■ **SUPPLIED RECORDS**
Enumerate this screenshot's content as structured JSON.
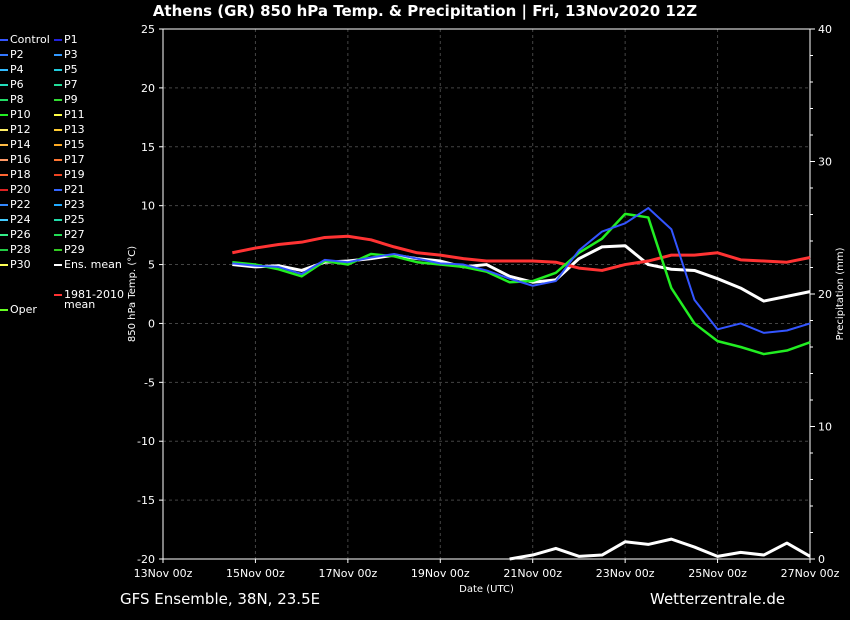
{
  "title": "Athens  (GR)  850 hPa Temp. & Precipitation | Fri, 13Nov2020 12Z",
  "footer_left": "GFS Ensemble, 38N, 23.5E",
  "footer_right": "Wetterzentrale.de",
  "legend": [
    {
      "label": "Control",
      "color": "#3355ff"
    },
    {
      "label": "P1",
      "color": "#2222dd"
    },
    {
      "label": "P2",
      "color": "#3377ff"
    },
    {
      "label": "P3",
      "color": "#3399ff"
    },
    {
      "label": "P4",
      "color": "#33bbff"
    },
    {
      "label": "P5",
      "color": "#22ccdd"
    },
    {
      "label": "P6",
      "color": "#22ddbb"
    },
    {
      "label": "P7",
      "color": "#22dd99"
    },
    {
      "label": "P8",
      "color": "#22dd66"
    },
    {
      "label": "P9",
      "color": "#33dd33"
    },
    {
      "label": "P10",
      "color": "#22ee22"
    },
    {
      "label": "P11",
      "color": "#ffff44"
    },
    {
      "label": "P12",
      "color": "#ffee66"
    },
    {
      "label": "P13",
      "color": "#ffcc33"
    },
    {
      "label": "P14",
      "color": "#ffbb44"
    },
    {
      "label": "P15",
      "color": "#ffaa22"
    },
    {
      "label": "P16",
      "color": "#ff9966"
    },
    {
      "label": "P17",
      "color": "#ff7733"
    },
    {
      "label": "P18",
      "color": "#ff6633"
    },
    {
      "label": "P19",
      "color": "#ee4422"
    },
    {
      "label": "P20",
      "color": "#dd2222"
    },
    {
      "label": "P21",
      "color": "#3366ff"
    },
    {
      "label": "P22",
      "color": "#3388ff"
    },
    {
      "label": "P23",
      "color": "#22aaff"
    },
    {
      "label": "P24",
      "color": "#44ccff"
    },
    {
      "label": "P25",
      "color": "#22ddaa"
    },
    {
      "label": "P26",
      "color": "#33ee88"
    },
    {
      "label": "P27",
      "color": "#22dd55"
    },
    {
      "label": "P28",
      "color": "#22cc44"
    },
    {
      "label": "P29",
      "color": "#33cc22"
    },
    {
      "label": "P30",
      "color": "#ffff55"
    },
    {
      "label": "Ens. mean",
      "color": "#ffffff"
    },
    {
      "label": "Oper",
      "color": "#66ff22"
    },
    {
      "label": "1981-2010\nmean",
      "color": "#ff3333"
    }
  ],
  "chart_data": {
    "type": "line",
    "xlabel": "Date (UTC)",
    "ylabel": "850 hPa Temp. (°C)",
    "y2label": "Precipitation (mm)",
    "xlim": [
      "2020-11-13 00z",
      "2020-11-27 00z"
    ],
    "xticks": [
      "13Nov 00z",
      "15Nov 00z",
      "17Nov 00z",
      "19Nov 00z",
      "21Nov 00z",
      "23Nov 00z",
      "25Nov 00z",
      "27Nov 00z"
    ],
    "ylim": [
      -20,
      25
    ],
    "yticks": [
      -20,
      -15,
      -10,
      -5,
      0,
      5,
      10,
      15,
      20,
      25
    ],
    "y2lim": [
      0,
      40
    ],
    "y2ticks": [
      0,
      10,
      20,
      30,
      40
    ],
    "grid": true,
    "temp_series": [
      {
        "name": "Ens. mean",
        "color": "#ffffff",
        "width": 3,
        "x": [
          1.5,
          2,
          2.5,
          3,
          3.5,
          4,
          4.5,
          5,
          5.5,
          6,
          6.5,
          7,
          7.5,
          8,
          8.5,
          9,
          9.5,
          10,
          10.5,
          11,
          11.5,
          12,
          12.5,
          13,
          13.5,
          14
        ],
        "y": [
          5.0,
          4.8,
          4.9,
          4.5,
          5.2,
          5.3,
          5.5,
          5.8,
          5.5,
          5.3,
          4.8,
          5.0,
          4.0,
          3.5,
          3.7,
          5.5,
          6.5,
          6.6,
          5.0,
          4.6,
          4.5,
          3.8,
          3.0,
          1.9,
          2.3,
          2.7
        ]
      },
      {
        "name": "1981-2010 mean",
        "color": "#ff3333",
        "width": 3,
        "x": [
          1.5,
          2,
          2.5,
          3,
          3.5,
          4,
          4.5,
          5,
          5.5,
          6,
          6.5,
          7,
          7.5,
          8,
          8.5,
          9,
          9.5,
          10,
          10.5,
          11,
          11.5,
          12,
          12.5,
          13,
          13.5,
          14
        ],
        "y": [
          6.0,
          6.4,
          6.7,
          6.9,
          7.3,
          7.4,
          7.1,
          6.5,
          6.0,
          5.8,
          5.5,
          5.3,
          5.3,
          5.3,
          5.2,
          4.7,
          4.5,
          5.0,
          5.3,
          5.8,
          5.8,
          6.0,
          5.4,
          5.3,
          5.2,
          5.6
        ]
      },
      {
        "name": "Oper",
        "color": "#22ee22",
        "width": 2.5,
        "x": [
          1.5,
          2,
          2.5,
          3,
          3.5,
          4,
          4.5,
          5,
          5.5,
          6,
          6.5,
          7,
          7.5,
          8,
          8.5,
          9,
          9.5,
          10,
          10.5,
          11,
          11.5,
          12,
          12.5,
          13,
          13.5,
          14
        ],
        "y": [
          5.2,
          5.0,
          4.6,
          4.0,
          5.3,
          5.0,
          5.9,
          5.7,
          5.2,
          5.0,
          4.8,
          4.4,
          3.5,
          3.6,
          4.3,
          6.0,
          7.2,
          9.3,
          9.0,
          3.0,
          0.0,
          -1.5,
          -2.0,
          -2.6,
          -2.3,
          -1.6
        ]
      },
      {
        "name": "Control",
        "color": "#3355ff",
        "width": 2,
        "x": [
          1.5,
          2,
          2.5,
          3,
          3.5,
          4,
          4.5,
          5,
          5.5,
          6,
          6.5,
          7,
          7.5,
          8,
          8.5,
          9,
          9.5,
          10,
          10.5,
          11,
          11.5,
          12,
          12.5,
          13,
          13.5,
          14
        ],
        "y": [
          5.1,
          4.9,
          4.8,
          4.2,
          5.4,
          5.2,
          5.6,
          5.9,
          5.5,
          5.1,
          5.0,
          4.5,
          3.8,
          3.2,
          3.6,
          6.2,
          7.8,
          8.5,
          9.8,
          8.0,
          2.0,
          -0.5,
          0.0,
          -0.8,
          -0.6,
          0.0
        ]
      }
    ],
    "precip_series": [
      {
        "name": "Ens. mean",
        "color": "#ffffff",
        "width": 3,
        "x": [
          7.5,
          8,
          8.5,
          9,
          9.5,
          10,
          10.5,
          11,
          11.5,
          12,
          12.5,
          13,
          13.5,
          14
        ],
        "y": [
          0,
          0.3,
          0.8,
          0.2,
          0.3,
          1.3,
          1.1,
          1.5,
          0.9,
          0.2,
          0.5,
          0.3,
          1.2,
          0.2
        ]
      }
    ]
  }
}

==

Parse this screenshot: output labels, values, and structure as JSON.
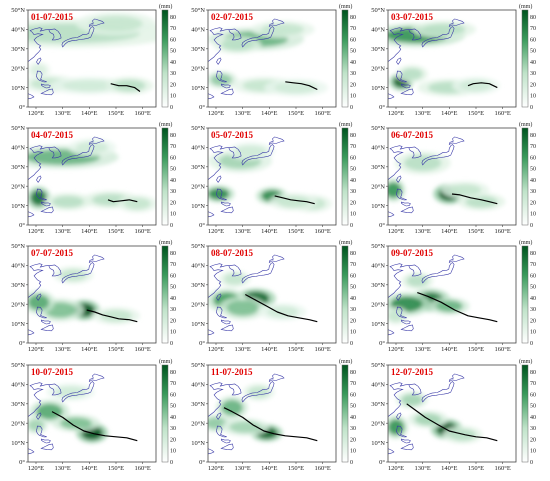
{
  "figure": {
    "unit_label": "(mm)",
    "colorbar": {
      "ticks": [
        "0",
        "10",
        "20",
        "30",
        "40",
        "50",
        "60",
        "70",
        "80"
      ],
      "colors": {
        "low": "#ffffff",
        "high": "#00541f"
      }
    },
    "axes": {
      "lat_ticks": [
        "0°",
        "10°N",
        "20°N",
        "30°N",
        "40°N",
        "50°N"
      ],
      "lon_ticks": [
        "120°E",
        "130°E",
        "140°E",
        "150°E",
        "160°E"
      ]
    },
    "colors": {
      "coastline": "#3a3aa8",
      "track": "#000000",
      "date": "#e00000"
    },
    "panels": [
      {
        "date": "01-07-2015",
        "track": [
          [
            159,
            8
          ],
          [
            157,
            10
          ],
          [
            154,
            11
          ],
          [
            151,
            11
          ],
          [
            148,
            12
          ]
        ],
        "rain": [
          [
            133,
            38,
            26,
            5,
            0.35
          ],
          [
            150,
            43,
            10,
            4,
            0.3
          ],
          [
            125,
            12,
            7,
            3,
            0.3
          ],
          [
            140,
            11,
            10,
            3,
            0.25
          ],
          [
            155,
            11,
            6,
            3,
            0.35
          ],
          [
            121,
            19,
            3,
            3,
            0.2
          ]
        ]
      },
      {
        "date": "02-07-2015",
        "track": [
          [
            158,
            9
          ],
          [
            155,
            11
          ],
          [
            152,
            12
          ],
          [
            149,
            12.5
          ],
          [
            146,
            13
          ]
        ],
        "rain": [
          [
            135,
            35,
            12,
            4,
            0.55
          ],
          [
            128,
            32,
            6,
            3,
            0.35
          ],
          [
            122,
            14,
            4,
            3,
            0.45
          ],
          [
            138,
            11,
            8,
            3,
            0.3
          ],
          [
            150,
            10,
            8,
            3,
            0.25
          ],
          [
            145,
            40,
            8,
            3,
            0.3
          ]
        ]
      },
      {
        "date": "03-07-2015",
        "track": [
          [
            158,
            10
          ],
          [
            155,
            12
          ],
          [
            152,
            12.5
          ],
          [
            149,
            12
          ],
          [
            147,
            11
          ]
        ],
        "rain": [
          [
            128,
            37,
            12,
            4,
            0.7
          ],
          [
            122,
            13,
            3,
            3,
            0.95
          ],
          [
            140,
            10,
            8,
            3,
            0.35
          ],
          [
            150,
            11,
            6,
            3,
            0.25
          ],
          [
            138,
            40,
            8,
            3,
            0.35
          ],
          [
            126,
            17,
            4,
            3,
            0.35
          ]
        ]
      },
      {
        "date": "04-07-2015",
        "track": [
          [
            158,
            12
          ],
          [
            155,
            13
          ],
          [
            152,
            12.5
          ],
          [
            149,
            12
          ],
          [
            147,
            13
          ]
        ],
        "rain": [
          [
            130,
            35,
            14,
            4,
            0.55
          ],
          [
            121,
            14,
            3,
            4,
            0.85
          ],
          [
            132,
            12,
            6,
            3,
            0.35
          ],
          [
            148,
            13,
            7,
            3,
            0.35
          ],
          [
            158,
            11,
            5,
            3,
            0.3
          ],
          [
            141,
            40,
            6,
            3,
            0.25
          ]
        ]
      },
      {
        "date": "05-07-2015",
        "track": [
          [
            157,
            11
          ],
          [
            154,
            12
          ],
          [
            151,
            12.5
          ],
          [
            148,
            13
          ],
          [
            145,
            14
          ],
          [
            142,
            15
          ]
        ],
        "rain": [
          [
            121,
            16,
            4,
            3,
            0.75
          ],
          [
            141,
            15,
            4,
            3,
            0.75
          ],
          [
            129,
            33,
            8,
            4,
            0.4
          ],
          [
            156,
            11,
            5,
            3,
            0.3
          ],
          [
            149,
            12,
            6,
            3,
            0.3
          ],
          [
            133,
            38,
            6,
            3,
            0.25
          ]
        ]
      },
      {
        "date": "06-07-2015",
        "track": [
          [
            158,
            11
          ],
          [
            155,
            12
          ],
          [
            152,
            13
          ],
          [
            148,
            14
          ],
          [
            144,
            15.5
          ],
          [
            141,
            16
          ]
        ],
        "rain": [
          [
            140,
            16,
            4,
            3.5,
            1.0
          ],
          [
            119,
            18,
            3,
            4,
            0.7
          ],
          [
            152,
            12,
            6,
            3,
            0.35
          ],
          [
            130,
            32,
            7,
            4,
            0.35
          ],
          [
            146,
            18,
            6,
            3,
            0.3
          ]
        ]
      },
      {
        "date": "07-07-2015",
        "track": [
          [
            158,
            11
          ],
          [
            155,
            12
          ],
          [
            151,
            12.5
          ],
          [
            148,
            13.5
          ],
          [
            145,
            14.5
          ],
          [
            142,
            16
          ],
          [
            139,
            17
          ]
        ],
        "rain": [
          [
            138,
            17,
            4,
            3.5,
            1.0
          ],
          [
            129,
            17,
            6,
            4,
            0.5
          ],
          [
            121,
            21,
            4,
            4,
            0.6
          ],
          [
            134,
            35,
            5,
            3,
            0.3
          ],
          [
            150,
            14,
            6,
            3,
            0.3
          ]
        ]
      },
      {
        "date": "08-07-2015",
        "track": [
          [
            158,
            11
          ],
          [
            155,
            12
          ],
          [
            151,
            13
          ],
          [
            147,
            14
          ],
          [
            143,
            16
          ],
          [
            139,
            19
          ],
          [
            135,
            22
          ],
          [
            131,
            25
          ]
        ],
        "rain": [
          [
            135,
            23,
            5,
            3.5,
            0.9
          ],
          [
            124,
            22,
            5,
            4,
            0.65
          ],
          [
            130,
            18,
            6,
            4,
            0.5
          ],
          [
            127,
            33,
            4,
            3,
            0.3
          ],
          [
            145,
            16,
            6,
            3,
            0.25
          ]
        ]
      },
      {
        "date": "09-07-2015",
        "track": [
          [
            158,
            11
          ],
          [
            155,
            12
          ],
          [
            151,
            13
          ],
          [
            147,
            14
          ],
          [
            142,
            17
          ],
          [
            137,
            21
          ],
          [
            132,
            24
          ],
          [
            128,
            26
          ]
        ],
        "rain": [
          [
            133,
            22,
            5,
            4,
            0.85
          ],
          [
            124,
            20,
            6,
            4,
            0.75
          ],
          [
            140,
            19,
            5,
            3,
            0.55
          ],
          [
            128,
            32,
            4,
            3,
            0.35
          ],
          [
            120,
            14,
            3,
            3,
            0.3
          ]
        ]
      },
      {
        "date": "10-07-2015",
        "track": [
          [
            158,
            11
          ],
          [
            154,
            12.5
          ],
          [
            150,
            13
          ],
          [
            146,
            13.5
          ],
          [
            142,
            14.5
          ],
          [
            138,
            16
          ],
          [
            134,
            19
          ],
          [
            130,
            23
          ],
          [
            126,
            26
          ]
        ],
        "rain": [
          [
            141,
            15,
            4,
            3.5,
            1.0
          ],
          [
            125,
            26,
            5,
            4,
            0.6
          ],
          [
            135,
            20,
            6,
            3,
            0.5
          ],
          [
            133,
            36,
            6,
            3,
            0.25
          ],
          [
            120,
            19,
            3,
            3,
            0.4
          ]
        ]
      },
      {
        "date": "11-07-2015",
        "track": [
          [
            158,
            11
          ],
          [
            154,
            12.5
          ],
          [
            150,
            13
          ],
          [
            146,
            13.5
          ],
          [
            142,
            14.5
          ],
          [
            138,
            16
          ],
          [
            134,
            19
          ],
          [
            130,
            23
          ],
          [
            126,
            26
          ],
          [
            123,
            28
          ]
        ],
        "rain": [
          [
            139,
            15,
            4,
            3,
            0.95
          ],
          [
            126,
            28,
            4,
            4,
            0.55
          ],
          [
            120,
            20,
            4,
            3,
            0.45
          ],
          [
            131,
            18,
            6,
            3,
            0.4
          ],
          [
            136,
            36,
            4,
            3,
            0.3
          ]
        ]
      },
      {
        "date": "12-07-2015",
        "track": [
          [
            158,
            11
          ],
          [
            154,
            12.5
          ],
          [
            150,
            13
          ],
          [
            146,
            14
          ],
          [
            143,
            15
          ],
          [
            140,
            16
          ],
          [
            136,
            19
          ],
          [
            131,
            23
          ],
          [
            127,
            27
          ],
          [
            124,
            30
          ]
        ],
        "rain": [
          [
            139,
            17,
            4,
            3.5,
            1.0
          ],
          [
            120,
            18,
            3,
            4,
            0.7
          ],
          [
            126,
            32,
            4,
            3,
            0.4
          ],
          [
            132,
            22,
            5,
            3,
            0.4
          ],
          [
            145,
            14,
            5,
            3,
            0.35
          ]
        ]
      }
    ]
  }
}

■ **WHAT TO WORK ON**
Find the string "name" in the listing and return every line that holds it.

■ **THE ANSWER**
        "name": "Ens. mean",
        "name": "1981-2010 mean",
        "name": "Oper",
        "name": "Control",
        "name": "Ens. mean",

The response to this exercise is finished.